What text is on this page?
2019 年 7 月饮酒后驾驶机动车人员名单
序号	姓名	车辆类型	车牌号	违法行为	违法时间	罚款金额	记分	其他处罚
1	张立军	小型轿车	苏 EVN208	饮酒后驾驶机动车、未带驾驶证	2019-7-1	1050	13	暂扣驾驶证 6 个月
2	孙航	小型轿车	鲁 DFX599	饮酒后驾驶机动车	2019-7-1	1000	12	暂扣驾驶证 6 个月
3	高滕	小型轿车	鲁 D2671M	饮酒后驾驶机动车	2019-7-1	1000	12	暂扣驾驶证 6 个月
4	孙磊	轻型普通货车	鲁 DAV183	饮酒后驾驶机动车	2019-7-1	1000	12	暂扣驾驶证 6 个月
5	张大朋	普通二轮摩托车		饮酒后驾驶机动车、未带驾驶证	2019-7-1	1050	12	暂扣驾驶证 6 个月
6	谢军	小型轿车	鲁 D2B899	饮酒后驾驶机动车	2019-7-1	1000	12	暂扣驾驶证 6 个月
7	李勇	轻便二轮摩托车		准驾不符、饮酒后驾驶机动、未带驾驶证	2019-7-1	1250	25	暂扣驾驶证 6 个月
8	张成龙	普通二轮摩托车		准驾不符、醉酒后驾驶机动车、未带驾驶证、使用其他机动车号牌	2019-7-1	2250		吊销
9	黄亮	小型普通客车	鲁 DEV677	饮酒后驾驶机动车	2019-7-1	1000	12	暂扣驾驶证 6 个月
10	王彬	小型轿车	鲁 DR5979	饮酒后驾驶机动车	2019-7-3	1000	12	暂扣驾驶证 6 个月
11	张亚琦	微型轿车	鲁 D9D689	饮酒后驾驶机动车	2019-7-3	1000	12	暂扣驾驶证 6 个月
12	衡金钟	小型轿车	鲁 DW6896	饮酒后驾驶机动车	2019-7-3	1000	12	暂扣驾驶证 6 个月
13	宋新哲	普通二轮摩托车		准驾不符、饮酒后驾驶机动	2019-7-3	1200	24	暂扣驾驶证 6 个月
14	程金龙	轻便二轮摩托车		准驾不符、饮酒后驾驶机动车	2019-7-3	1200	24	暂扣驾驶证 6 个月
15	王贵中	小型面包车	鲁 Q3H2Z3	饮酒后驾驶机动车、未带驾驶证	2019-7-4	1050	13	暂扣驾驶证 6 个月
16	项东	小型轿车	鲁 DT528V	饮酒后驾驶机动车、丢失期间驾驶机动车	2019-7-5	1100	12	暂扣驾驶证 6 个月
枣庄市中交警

Set task » Gather up every line in the data above that contains the word "准驾不符", copying each one.

Worked solution »
7	李勇	轻便二轮摩托车		准驾不符、饮酒后驾驶机动、未带驾驶证	2019-7-1	1250	25	暂扣驾驶证 6 个月
8	张成龙	普通二轮摩托车		准驾不符、醉酒后驾驶机动车、未带驾驶证、使用其他机动车号牌	2019-7-1	2250		吊销
13	宋新哲	普通二轮摩托车		准驾不符、饮酒后驾驶机动	2019-7-3	1200	24	暂扣驾驶证 6 个月
14	程金龙	轻便二轮摩托车		准驾不符、饮酒后驾驶机动车	2019-7-3	1200	24	暂扣驾驶证 6 个月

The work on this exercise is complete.